+++ DATA SECTION
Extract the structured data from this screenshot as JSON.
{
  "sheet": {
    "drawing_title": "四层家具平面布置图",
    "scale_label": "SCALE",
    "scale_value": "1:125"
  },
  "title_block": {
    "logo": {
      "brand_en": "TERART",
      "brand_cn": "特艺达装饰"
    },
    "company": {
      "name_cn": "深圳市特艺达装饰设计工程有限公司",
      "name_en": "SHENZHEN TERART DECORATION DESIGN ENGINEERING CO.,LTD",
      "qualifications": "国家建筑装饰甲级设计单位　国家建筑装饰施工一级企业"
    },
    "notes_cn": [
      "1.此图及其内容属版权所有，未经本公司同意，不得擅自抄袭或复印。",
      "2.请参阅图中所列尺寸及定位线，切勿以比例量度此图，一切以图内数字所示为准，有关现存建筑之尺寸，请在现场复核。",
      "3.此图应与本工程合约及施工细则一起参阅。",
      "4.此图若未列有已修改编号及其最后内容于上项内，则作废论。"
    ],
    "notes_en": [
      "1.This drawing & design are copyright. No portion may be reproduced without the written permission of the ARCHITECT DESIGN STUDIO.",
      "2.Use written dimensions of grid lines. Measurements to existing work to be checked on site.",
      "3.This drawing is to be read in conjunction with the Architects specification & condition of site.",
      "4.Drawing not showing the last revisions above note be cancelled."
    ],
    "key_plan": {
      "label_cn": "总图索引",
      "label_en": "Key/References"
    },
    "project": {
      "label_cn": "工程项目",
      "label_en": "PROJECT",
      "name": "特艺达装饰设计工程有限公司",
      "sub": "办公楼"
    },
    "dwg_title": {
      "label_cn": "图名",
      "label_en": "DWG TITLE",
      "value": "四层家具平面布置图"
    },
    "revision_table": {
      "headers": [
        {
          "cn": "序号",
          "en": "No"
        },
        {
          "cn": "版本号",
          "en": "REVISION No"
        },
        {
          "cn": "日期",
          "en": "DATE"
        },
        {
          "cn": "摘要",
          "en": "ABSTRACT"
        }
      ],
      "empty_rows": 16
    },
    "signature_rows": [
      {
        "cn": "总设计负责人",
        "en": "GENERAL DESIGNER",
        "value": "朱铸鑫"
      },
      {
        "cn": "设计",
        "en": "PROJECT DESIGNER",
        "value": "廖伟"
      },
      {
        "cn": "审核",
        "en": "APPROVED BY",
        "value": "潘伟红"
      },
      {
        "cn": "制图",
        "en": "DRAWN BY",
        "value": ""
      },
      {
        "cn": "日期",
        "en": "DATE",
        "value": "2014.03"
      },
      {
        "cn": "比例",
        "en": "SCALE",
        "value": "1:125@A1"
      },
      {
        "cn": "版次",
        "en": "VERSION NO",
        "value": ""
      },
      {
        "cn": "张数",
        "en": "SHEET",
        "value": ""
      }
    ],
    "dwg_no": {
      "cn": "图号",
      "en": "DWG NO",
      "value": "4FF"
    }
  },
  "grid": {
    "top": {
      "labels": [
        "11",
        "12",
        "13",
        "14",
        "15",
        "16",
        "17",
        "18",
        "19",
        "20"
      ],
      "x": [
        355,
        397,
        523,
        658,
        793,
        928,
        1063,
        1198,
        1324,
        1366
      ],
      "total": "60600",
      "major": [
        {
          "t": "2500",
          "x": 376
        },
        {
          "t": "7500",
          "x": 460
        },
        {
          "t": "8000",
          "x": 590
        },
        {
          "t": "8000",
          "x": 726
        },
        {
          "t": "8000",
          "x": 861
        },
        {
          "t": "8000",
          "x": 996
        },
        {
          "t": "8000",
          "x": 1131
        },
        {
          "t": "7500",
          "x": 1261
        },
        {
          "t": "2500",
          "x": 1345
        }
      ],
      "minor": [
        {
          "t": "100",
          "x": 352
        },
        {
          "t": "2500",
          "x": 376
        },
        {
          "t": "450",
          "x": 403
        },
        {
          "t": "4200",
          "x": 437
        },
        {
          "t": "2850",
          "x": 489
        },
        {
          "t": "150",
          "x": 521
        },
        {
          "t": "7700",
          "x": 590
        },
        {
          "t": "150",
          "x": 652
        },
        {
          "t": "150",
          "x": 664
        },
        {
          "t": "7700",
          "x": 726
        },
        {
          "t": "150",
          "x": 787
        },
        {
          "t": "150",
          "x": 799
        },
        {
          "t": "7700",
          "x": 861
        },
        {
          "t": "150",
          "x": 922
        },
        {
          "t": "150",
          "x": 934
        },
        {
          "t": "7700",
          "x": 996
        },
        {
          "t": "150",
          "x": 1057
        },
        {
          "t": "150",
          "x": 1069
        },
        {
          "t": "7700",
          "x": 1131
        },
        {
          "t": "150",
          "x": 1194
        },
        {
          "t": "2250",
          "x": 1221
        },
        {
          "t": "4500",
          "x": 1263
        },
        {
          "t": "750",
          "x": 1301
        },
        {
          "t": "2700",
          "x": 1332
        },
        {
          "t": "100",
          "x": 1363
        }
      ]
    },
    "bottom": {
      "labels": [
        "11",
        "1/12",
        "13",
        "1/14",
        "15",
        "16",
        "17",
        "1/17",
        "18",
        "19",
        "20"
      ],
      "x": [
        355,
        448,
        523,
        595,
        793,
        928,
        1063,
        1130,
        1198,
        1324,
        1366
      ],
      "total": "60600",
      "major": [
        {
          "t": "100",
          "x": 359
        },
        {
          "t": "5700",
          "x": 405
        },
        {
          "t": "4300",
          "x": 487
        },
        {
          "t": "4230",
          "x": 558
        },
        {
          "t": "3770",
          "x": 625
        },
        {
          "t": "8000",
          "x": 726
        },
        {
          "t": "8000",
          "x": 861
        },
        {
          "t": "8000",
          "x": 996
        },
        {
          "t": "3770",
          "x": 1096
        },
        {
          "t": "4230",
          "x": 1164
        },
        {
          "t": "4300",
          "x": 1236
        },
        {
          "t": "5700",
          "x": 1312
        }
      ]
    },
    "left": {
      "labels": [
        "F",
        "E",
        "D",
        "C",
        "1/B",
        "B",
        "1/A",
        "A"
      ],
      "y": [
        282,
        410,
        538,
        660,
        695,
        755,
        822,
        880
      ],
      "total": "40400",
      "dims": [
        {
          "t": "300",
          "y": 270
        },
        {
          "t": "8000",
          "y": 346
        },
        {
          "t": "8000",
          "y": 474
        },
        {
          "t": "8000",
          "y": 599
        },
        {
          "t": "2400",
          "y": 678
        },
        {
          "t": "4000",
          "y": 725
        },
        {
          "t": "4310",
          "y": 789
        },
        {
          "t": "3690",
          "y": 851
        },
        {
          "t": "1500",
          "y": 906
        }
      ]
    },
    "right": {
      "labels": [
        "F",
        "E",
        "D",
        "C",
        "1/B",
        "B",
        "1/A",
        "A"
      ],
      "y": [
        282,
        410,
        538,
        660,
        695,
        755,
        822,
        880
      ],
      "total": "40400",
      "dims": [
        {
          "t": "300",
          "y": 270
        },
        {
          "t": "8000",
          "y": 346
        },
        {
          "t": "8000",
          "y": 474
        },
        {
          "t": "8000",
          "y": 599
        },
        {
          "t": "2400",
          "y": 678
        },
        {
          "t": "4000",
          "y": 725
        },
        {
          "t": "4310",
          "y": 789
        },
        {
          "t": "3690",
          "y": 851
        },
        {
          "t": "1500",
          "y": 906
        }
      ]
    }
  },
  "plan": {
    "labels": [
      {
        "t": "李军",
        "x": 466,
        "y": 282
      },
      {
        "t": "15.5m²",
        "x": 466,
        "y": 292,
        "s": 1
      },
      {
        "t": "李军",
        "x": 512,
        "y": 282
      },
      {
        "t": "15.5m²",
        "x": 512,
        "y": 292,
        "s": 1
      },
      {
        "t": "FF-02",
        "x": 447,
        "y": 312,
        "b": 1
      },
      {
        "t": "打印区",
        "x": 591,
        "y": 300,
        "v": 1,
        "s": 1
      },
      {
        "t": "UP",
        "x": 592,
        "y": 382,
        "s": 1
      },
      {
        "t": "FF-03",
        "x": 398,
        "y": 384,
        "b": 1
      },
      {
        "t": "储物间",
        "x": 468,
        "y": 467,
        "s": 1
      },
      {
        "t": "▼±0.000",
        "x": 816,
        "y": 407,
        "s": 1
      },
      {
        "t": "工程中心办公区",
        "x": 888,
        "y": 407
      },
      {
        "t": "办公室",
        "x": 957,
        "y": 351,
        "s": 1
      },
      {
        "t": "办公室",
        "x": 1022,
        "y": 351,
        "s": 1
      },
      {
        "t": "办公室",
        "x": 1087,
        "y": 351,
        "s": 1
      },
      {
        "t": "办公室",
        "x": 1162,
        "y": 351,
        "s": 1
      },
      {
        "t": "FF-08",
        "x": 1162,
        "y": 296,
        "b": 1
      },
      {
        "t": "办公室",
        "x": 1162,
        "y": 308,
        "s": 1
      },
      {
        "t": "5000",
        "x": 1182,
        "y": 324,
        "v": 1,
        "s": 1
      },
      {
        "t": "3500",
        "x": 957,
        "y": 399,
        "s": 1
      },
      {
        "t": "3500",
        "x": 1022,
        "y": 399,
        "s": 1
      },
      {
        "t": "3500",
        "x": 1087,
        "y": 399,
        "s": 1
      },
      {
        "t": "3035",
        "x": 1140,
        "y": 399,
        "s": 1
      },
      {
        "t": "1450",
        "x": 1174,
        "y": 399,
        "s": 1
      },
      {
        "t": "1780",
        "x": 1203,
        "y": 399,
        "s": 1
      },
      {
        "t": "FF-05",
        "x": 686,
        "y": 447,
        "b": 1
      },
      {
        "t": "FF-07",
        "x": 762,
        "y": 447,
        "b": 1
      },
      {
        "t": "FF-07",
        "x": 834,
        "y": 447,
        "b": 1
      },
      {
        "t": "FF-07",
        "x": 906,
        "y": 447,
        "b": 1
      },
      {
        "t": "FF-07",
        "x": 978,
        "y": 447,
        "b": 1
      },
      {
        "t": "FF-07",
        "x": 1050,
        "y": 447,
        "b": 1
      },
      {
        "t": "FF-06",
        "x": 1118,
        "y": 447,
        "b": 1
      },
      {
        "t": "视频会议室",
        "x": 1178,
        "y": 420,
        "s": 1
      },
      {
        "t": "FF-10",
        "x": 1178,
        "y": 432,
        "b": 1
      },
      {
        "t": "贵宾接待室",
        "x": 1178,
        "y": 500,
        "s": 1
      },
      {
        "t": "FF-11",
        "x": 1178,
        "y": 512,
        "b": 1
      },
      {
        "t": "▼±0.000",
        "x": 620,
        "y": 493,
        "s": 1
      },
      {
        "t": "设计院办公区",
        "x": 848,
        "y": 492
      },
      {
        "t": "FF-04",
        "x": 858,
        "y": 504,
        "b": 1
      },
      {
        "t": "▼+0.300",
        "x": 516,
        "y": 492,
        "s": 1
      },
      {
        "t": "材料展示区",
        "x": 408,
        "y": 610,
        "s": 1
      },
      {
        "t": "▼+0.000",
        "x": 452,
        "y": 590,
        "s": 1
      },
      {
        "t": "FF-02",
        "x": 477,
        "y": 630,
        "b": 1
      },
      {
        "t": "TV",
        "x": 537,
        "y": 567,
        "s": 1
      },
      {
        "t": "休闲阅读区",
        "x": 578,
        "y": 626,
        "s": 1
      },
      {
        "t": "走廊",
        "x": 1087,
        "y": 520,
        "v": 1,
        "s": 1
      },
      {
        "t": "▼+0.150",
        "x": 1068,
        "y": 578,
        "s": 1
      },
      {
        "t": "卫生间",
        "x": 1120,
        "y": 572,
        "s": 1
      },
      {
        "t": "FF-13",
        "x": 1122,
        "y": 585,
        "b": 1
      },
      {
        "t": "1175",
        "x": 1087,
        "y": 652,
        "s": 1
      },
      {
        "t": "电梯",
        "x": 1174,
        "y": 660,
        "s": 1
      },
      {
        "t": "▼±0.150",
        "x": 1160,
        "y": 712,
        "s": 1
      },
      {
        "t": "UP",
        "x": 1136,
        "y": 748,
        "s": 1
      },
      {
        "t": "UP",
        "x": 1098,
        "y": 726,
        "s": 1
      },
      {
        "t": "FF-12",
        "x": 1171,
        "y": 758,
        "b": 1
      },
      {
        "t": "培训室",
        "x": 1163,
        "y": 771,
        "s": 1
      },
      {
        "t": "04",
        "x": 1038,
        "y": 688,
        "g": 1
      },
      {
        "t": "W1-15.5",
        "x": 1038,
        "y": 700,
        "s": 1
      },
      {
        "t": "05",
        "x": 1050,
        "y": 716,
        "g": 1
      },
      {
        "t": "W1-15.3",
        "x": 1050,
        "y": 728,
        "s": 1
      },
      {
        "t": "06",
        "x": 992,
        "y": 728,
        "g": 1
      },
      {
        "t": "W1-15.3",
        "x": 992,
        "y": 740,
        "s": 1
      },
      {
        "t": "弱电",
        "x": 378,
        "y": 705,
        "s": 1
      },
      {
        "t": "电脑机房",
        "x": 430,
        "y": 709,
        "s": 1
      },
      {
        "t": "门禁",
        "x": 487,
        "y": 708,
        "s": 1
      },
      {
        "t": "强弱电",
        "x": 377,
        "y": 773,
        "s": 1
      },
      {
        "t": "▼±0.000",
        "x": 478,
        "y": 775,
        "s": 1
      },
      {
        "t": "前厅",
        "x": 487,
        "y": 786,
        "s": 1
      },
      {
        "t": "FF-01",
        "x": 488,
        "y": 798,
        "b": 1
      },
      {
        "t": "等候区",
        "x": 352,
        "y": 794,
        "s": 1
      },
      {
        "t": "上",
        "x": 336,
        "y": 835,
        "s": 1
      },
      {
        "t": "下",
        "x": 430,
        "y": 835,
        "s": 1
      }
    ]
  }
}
++++++
▶ _REQUIREMENTS_
Say the number of lines in the records above that include the string "DESIGNER", and no more.

▶ _ANSWER_
2